-- Begin --

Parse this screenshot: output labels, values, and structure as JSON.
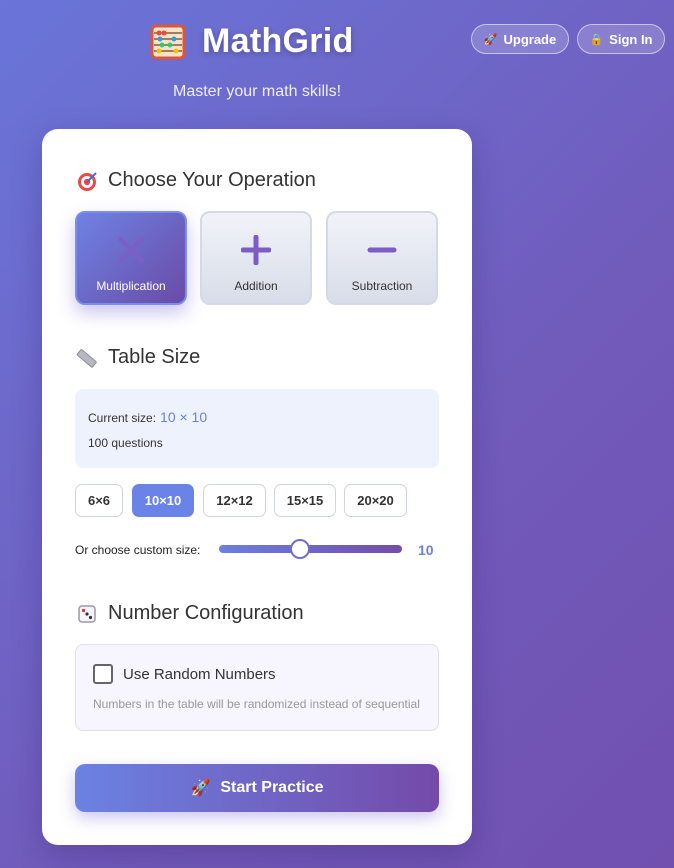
{
  "header": {
    "title": "MathGrid",
    "tagline": "Master your math skills!",
    "upgrade_label": "Upgrade",
    "signin_label": "Sign In"
  },
  "operation": {
    "title": "Choose Your Operation",
    "options": [
      {
        "label": "Multiplication",
        "active": true
      },
      {
        "label": "Addition",
        "active": false
      },
      {
        "label": "Subtraction",
        "active": false
      }
    ]
  },
  "table_size": {
    "title": "Table Size",
    "current_label": "Current size:",
    "current_value": "10 × 10",
    "questions": "100 questions",
    "presets": [
      "6×6",
      "10×10",
      "12×12",
      "15×15",
      "20×20"
    ],
    "selected_preset": "10×10",
    "custom_label": "Or choose custom size:",
    "slider_value": "10"
  },
  "number_config": {
    "title": "Number Configuration",
    "random_label": "Use Random Numbers",
    "random_checked": false,
    "random_desc": "Numbers in the table will be randomized instead of sequential"
  },
  "start_label": "Start Practice",
  "colors": {
    "accent": "#6983e6",
    "accent_dark": "#744aa9"
  },
  "icons": {
    "logo": "abacus-icon",
    "upgrade": "rocket-icon",
    "signin": "lock-icon",
    "operation": "target-icon",
    "size": "ruler-icon",
    "config": "dice-icon",
    "start": "rocket-icon"
  }
}
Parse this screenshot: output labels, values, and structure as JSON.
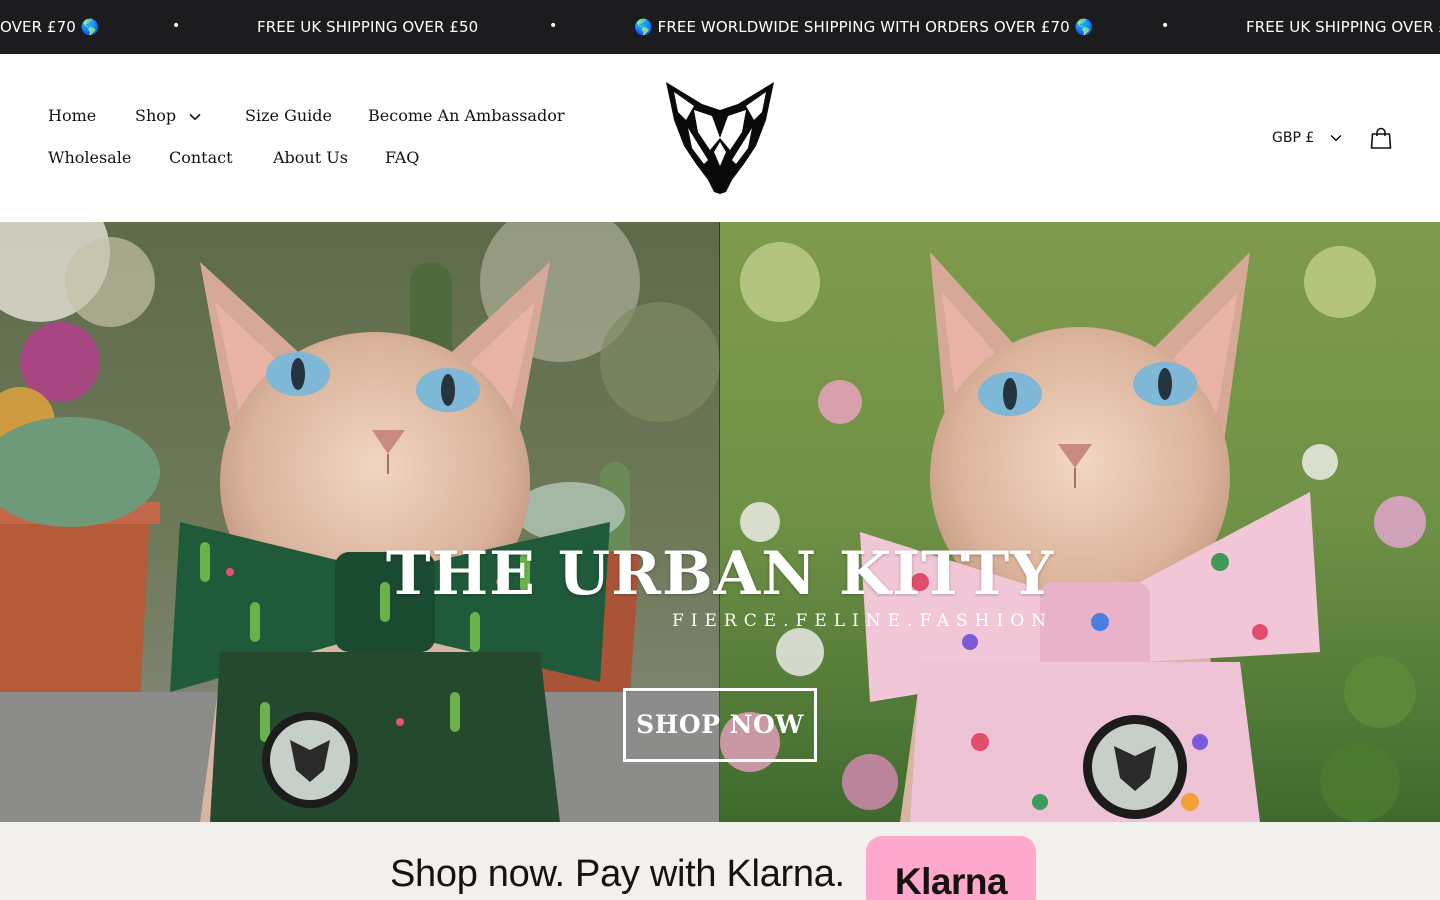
{
  "announcement": {
    "messages": [
      "OVER £70 🌎",
      "FREE UK SHIPPING OVER £50",
      "🌎 FREE WORLDWIDE SHIPPING WITH ORDERS OVER £70 🌎",
      "FREE UK SHIPPING OVER £50"
    ],
    "separator": "•",
    "background": "#1c1c1e"
  },
  "nav": {
    "home": "Home",
    "shop": "Shop",
    "size_guide": "Size Guide",
    "ambassador": "Become An Ambassador",
    "wholesale": "Wholesale",
    "contact": "Contact",
    "about": "About Us",
    "faq": "FAQ"
  },
  "header": {
    "logo_icon": "cat-head-logo-icon",
    "currency": "GBP £",
    "cart_icon": "shopping-bag-icon"
  },
  "hero": {
    "title": "THE URBAN KITTY",
    "tagline": "FIERCE.FELINE.FASHION",
    "cta": "SHOP NOW",
    "left_image": "sphynx cat wearing green cactus-print bow tie and harness",
    "right_image": "sphynx cat wearing pink floral-print bow tie and harness"
  },
  "klarna": {
    "text": "Shop now. Pay with Klarna.",
    "badge": "Klarna",
    "badge_color": "#ffa8cd"
  }
}
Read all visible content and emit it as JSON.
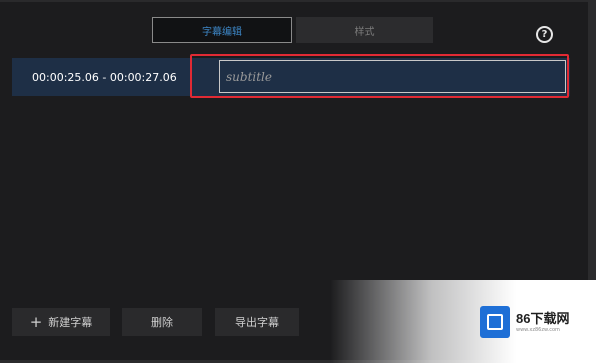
{
  "tabs": [
    {
      "label": "字幕编辑",
      "active": true
    },
    {
      "label": "样式",
      "active": false
    }
  ],
  "help": {
    "label": "?"
  },
  "subtitles": [
    {
      "time": "00:00:25.06 - 00:00:27.06",
      "text": "",
      "placeholder": "subtitle"
    }
  ],
  "buttons": {
    "new": "新建字幕",
    "delete": "删除",
    "export": "导出字幕",
    "new_icon": "+"
  },
  "watermark": {
    "name": "86下载网",
    "url": "www.xz86zw.com"
  },
  "colors": {
    "background": "#1c1c1e",
    "row_selected": "#1e2f46",
    "active_tab_text": "#3d86c6",
    "highlight_border": "#e12a34",
    "watermark_icon": "#1e6fd6"
  }
}
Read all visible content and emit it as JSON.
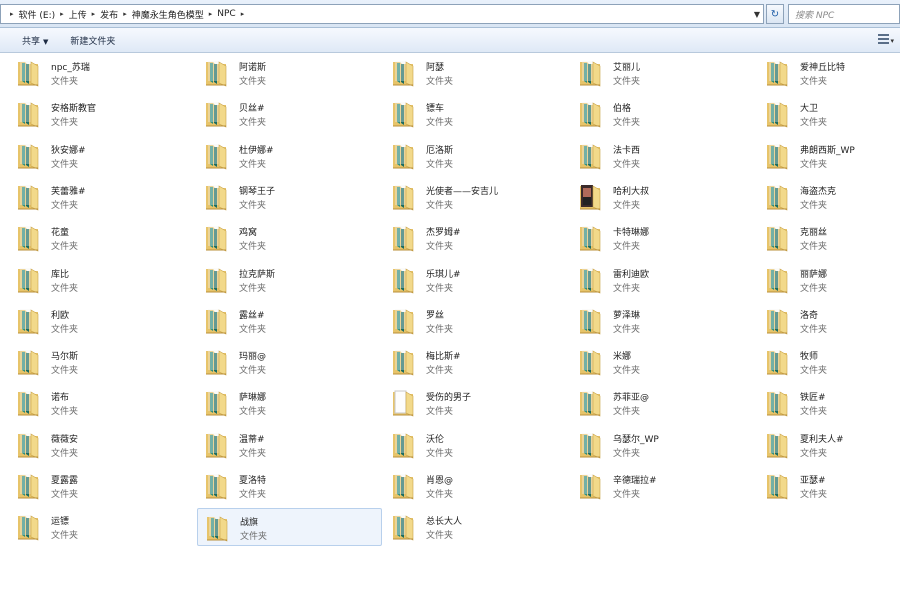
{
  "address": {
    "breadcrumbs": [
      "软件 (E:)",
      "上传",
      "发布",
      "神魔永生角色模型",
      "NPC"
    ]
  },
  "search": {
    "placeholder": "搜索 NPC"
  },
  "toolbar": {
    "share_label": "共享",
    "new_folder_label": "新建文件夹"
  },
  "folder_type_label": "文件夹",
  "items": [
    {
      "name": "npc_苏瑞"
    },
    {
      "name": "阿诺斯"
    },
    {
      "name": "阿瑟"
    },
    {
      "name": "艾丽儿"
    },
    {
      "name": "爱神丘比特"
    },
    {
      "name": "安格斯教官"
    },
    {
      "name": "贝丝#"
    },
    {
      "name": "镖车"
    },
    {
      "name": "伯格"
    },
    {
      "name": "大卫"
    },
    {
      "name": "狄安娜#"
    },
    {
      "name": "杜伊娜#"
    },
    {
      "name": "厄洛斯"
    },
    {
      "name": "法卡西"
    },
    {
      "name": "弗朗西斯_WP"
    },
    {
      "name": "芙蕾雅#"
    },
    {
      "name": "钢琴王子"
    },
    {
      "name": "光使者——安吉儿"
    },
    {
      "name": "哈利大叔",
      "thumb": "portrait"
    },
    {
      "name": "海盗杰克"
    },
    {
      "name": "花童"
    },
    {
      "name": "鸡窝"
    },
    {
      "name": "杰罗姆#"
    },
    {
      "name": "卡特琳娜"
    },
    {
      "name": "克丽丝"
    },
    {
      "name": "库比"
    },
    {
      "name": "拉克萨斯"
    },
    {
      "name": "乐琪儿#"
    },
    {
      "name": "雷利迪欧"
    },
    {
      "name": "丽萨娜"
    },
    {
      "name": "利欧"
    },
    {
      "name": "露丝#"
    },
    {
      "name": "罗丝"
    },
    {
      "name": "萝泽琳"
    },
    {
      "name": "洛奇"
    },
    {
      "name": "马尔斯"
    },
    {
      "name": "玛丽@"
    },
    {
      "name": "梅比斯#"
    },
    {
      "name": "米娜"
    },
    {
      "name": "牧师"
    },
    {
      "name": "诺布"
    },
    {
      "name": "萨琳娜"
    },
    {
      "name": "受伤的男子",
      "thumb": "document"
    },
    {
      "name": "苏菲亚@"
    },
    {
      "name": "铁匠#"
    },
    {
      "name": "薇薇安"
    },
    {
      "name": "温蒂#"
    },
    {
      "name": "沃伦"
    },
    {
      "name": "乌瑟尔_WP"
    },
    {
      "name": "夏利夫人#"
    },
    {
      "name": "夏露露"
    },
    {
      "name": "夏洛特"
    },
    {
      "name": "肖恩@"
    },
    {
      "name": "辛德瑞拉#"
    },
    {
      "name": "亚瑟#"
    },
    {
      "name": "运镖"
    },
    {
      "name": "战旗",
      "selected": true
    },
    {
      "name": "总长大人"
    }
  ]
}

-- End --

### EXERCISE
Without the pictures, restate each entry exactly.

### EXERCISE SOLUTION
Parse this screenshot: output labels, values, and structure as JSON.
{
  "header": {
    "title": "MathGrid",
    "tagline": "Master your math skills!",
    "upgrade_label": "Upgrade",
    "signin_label": "Sign In"
  },
  "operation": {
    "title": "Choose Your Operation",
    "options": [
      {
        "label": "Multiplication",
        "active": true
      },
      {
        "label": "Addition",
        "active": false
      },
      {
        "label": "Subtraction",
        "active": false
      }
    ]
  },
  "table_size": {
    "title": "Table Size",
    "current_label": "Current size:",
    "current_value": "10 × 10",
    "questions": "100 questions",
    "presets": [
      "6×6",
      "10×10",
      "12×12",
      "15×15",
      "20×20"
    ],
    "selected_preset": "10×10",
    "custom_label": "Or choose custom size:",
    "slider_value": "10"
  },
  "number_config": {
    "title": "Number Configuration",
    "random_label": "Use Random Numbers",
    "random_checked": false,
    "random_desc": "Numbers in the table will be randomized instead of sequential"
  },
  "start_label": "Start Practice",
  "colors": {
    "accent": "#6983e6",
    "accent_dark": "#744aa9"
  },
  "icons": {
    "logo": "abacus-icon",
    "upgrade": "rocket-icon",
    "signin": "lock-icon",
    "operation": "target-icon",
    "size": "ruler-icon",
    "config": "dice-icon",
    "start": "rocket-icon"
  }
}
Parse this screenshot: output labels, values, and structure as JSON.
{
  "announcement": {
    "messages": [
      "OVER £70 🌎",
      "FREE UK SHIPPING OVER £50",
      "🌎 FREE WORLDWIDE SHIPPING WITH ORDERS OVER £70 🌎",
      "FREE UK SHIPPING OVER £50"
    ],
    "separator": "•",
    "background": "#1c1c1e"
  },
  "nav": {
    "home": "Home",
    "shop": "Shop",
    "size_guide": "Size Guide",
    "ambassador": "Become An Ambassador",
    "wholesale": "Wholesale",
    "contact": "Contact",
    "about": "About Us",
    "faq": "FAQ"
  },
  "header": {
    "logo_icon": "cat-head-logo-icon",
    "currency": "GBP £",
    "cart_icon": "shopping-bag-icon"
  },
  "hero": {
    "title": "THE URBAN KITTY",
    "tagline": "FIERCE.FELINE.FASHION",
    "cta": "SHOP NOW",
    "left_image": "sphynx cat wearing green cactus-print bow tie and harness",
    "right_image": "sphynx cat wearing pink floral-print bow tie and harness"
  },
  "klarna": {
    "text": "Shop now. Pay with Klarna.",
    "badge": "Klarna",
    "badge_color": "#ffa8cd"
  }
}
Read all visible content and emit it as JSON.
{
  "tabs": [
    {
      "label": "字幕编辑",
      "active": true
    },
    {
      "label": "样式",
      "active": false
    }
  ],
  "help": {
    "label": "?"
  },
  "subtitles": [
    {
      "time": "00:00:25.06 - 00:00:27.06",
      "text": "",
      "placeholder": "subtitle"
    }
  ],
  "buttons": {
    "new": "新建字幕",
    "delete": "删除",
    "export": "导出字幕",
    "new_icon": "+"
  },
  "watermark": {
    "name": "86下载网",
    "url": "www.xz86zw.com"
  },
  "colors": {
    "background": "#1c1c1e",
    "row_selected": "#1e2f46",
    "active_tab_text": "#3d86c6",
    "highlight_border": "#e12a34",
    "watermark_icon": "#1e6fd6"
  }
}
Read all visible content and emit it as JSON.
{
  "address": {
    "breadcrumbs": [
      "软件 (E:)",
      "上传",
      "发布",
      "神魔永生角色模型",
      "NPC"
    ]
  },
  "search": {
    "placeholder": "搜索 NPC"
  },
  "toolbar": {
    "share_label": "共享",
    "new_folder_label": "新建文件夹"
  },
  "folder_type_label": "文件夹",
  "items": [
    {
      "name": "npc_苏瑞"
    },
    {
      "name": "阿诺斯"
    },
    {
      "name": "阿瑟"
    },
    {
      "name": "艾丽儿"
    },
    {
      "name": "爱神丘比特"
    },
    {
      "name": "安格斯教官"
    },
    {
      "name": "贝丝#"
    },
    {
      "name": "镖车"
    },
    {
      "name": "伯格"
    },
    {
      "name": "大卫"
    },
    {
      "name": "狄安娜#"
    },
    {
      "name": "杜伊娜#"
    },
    {
      "name": "厄洛斯"
    },
    {
      "name": "法卡西"
    },
    {
      "name": "弗朗西斯_WP"
    },
    {
      "name": "芙蕾雅#"
    },
    {
      "name": "钢琴王子"
    },
    {
      "name": "光使者——安吉儿"
    },
    {
      "name": "哈利大叔",
      "thumb": "portrait"
    },
    {
      "name": "海盗杰克"
    },
    {
      "name": "花童"
    },
    {
      "name": "鸡窝"
    },
    {
      "name": "杰罗姆#"
    },
    {
      "name": "卡特琳娜"
    },
    {
      "name": "克丽丝"
    },
    {
      "name": "库比"
    },
    {
      "name": "拉克萨斯"
    },
    {
      "name": "乐琪儿#"
    },
    {
      "name": "雷利迪欧"
    },
    {
      "name": "丽萨娜"
    },
    {
      "name": "利欧"
    },
    {
      "name": "露丝#"
    },
    {
      "name": "罗丝"
    },
    {
      "name": "萝泽琳"
    },
    {
      "name": "洛奇"
    },
    {
      "name": "马尔斯"
    },
    {
      "name": "玛丽@"
    },
    {
      "name": "梅比斯#"
    },
    {
      "name": "米娜"
    },
    {
      "name": "牧师"
    },
    {
      "name": "诺布"
    },
    {
      "name": "萨琳娜"
    },
    {
      "name": "受伤的男子",
      "thumb": "document"
    },
    {
      "name": "苏菲亚@"
    },
    {
      "name": "铁匠#"
    },
    {
      "name": "薇薇安"
    },
    {
      "name": "温蒂#"
    },
    {
      "name": "沃伦"
    },
    {
      "name": "乌瑟尔_WP"
    },
    {
      "name": "夏利夫人#"
    },
    {
      "name": "夏露露"
    },
    {
      "name": "夏洛特"
    },
    {
      "name": "肖恩@"
    },
    {
      "name": "辛德瑞拉#"
    },
    {
      "name": "亚瑟#"
    },
    {
      "name": "运镖"
    },
    {
      "name": "战旗",
      "selected": true
    },
    {
      "name": "总长大人"
    }
  ]
}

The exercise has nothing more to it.